GOAL OF THE EXERCISE
Gather each line of the entries below that includes "this".

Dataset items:
──────────

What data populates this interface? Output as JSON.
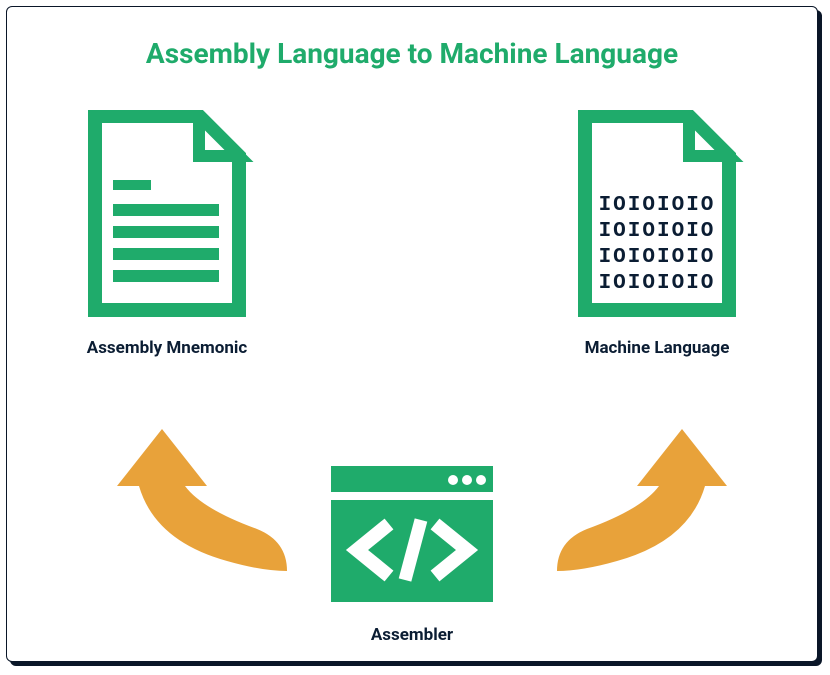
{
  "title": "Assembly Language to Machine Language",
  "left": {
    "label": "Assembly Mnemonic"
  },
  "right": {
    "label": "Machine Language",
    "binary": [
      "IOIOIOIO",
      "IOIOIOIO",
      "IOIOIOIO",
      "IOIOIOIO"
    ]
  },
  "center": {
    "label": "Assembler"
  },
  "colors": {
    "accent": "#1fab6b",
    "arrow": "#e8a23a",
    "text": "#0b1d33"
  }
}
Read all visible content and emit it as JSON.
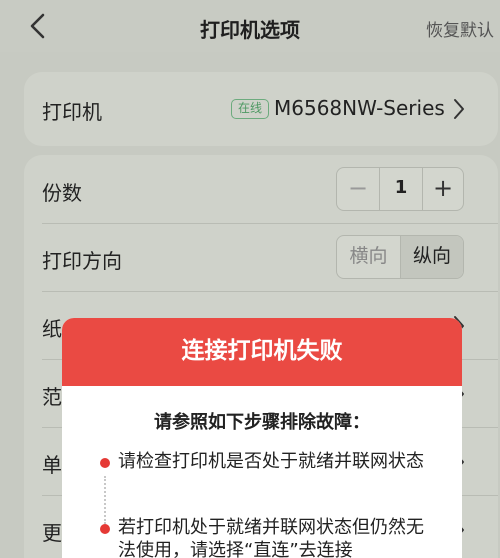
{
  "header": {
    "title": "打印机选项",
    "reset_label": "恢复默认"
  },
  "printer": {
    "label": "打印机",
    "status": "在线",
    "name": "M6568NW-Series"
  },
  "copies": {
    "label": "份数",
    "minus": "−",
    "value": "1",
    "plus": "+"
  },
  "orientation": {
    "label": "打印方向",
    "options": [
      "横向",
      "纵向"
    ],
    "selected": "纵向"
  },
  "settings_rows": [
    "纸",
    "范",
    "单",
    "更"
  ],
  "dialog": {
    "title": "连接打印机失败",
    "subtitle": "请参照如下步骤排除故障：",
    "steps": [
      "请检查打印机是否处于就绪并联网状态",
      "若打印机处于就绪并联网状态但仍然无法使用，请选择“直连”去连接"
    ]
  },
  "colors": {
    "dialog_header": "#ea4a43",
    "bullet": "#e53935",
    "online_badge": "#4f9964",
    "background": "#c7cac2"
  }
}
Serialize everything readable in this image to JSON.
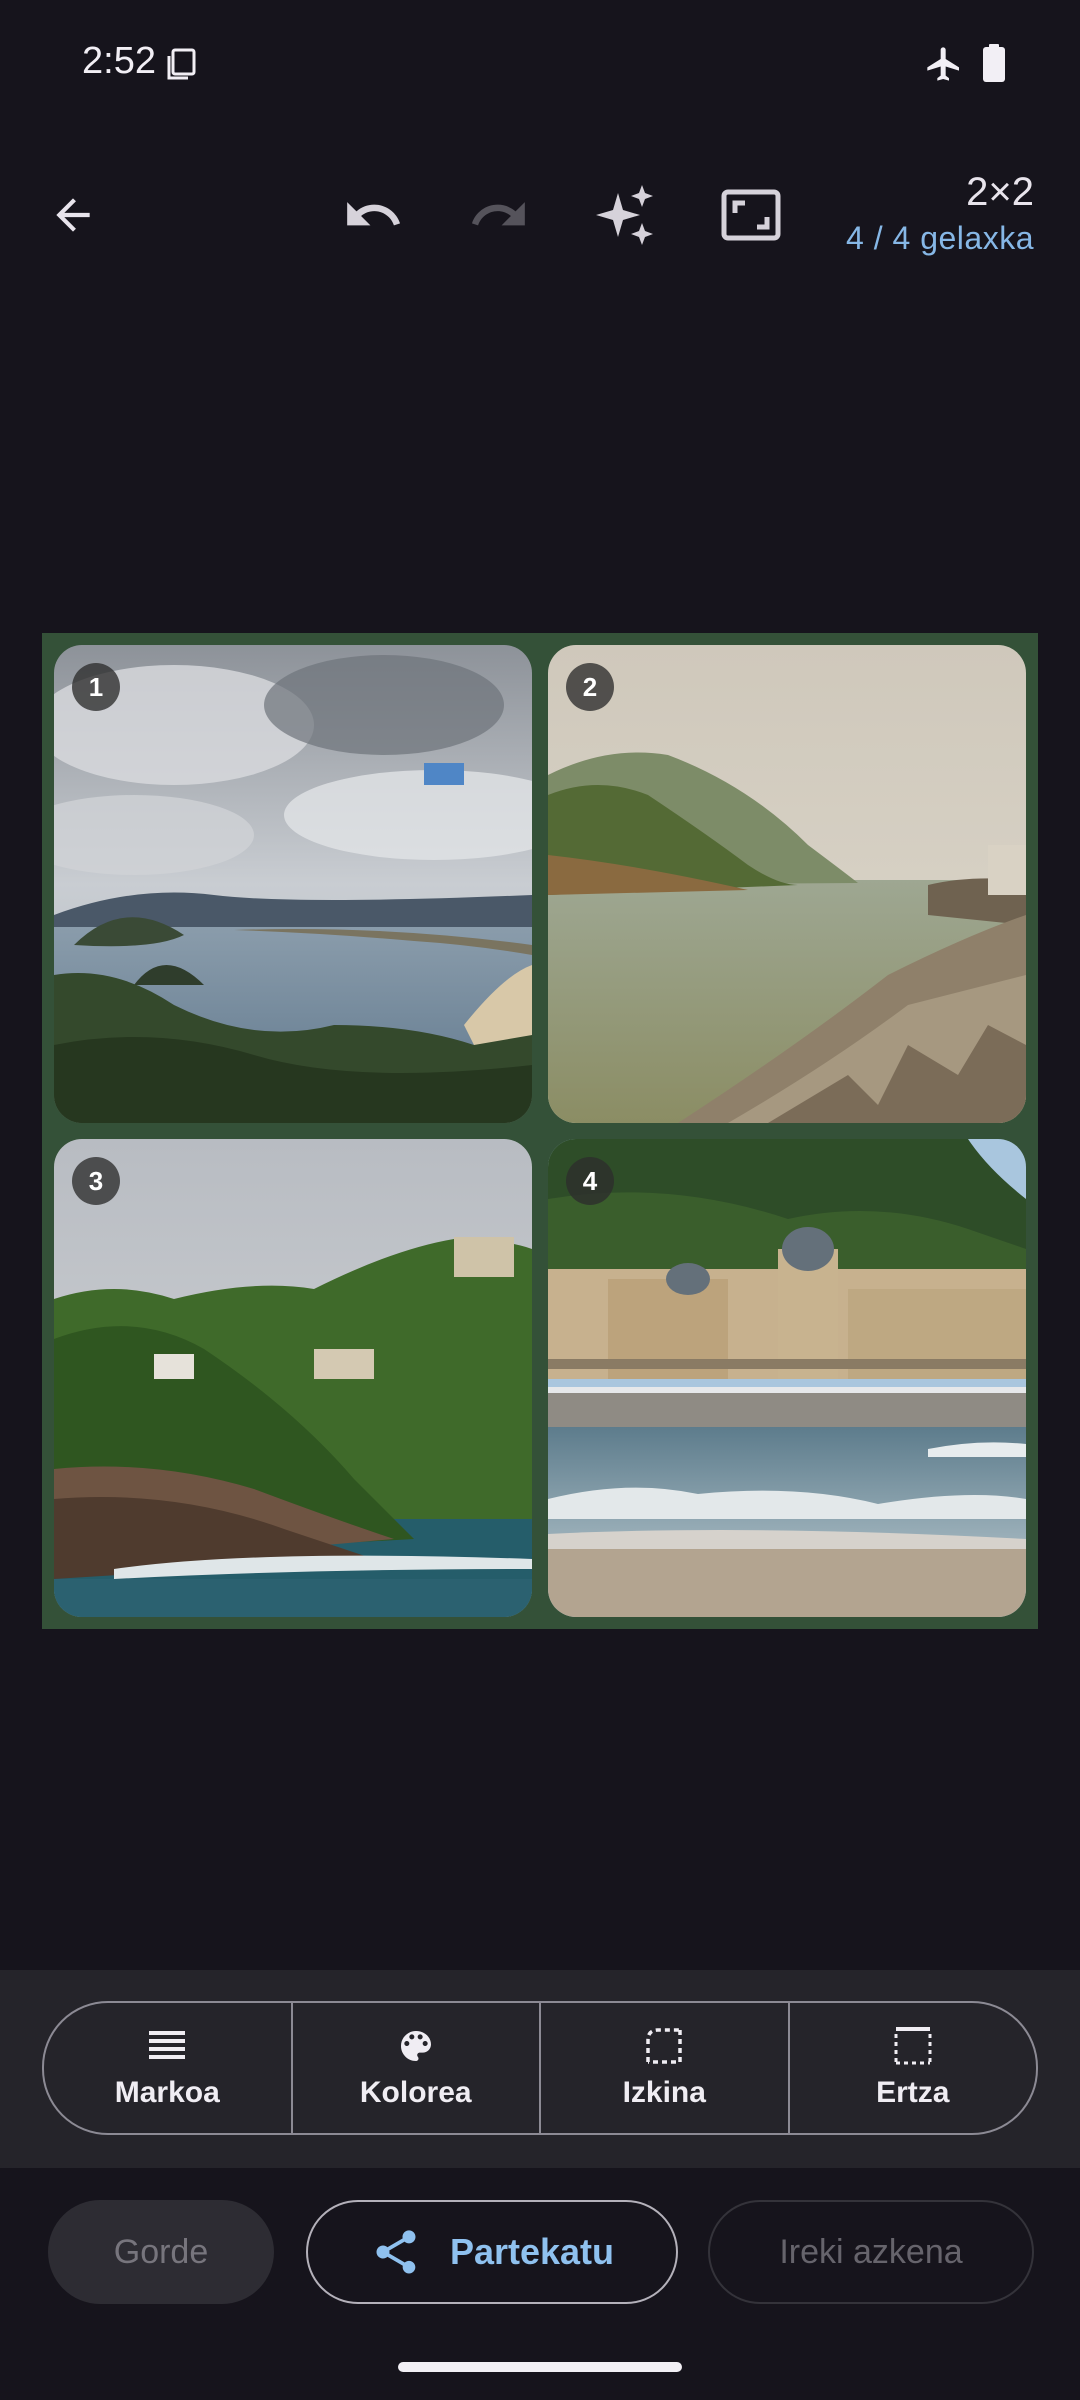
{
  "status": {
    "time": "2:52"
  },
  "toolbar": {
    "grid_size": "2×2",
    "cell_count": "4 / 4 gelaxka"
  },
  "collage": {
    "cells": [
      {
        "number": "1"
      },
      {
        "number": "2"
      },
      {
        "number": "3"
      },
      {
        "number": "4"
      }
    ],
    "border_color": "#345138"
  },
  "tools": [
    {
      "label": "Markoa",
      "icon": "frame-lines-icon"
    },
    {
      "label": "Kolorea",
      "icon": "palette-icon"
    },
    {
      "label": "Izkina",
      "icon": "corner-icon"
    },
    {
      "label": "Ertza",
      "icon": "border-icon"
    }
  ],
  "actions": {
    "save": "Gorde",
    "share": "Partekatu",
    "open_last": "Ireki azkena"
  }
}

──────────

FULL ANSWER
What data populates this interface? Output as JSON.
Serialize everything readable in this image to JSON.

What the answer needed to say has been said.